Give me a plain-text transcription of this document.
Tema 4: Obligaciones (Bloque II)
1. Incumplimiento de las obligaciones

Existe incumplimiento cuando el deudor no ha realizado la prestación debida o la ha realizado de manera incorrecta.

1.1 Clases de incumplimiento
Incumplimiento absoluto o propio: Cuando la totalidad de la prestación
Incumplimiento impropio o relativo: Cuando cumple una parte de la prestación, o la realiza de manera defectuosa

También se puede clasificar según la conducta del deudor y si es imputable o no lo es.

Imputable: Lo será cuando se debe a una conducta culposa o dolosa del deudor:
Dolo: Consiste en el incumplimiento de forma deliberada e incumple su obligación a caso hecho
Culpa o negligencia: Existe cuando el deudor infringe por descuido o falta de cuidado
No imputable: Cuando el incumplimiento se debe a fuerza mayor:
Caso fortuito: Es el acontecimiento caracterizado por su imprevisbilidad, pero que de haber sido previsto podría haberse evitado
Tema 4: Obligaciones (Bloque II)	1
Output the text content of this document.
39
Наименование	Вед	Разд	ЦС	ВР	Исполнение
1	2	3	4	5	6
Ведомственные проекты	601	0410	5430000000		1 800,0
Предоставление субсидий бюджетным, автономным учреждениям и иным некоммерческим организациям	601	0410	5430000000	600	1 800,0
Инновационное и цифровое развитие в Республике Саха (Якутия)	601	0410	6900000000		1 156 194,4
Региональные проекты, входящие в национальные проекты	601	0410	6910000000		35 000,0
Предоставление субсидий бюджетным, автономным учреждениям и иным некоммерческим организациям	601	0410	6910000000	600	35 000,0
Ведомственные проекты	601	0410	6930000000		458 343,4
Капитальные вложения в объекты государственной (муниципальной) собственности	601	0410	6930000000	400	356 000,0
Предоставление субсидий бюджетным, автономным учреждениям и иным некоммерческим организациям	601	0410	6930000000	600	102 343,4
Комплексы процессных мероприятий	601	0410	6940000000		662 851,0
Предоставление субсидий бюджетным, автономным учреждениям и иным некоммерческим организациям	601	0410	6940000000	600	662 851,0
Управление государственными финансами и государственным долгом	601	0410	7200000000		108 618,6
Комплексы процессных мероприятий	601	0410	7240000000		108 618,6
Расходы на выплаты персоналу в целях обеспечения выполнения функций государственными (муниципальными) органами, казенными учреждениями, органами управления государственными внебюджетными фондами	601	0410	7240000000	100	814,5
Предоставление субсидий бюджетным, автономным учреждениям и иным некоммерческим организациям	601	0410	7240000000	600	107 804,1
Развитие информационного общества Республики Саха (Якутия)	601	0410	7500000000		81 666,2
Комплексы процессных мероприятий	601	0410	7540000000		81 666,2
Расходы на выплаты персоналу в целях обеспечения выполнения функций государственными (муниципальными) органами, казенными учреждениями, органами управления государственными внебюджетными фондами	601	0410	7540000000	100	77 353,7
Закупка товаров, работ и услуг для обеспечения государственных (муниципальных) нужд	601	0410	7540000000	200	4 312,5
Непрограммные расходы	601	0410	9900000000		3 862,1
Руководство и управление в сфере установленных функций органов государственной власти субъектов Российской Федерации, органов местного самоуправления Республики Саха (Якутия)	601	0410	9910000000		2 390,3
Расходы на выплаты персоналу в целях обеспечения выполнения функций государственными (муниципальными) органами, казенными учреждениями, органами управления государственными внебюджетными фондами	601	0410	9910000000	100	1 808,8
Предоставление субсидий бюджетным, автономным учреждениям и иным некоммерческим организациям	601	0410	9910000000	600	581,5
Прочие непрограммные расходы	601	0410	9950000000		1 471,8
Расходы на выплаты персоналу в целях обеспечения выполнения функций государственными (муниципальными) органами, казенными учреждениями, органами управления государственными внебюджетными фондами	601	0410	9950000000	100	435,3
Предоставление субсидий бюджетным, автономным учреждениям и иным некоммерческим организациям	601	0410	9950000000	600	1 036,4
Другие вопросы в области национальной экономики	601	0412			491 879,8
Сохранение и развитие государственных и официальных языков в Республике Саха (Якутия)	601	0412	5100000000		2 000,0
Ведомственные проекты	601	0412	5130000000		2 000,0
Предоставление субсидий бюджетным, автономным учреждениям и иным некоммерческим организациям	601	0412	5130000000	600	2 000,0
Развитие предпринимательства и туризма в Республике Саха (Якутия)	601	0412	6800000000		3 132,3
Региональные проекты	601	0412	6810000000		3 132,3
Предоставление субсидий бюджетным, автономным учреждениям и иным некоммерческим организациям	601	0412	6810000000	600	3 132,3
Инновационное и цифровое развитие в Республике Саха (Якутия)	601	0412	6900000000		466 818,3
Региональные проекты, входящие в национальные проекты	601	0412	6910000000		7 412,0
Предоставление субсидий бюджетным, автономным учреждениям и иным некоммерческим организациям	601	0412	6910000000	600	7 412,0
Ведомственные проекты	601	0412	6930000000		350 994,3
#####
**What you will do**
From the listing above, copy every line that includes the word "входящие".

**Output**
Региональные проекты, входящие в национальные проекты	601	0410	6910000000		35 000,0
Региональные проекты, входящие в национальные проекты	601	0412	6910000000		7 412,0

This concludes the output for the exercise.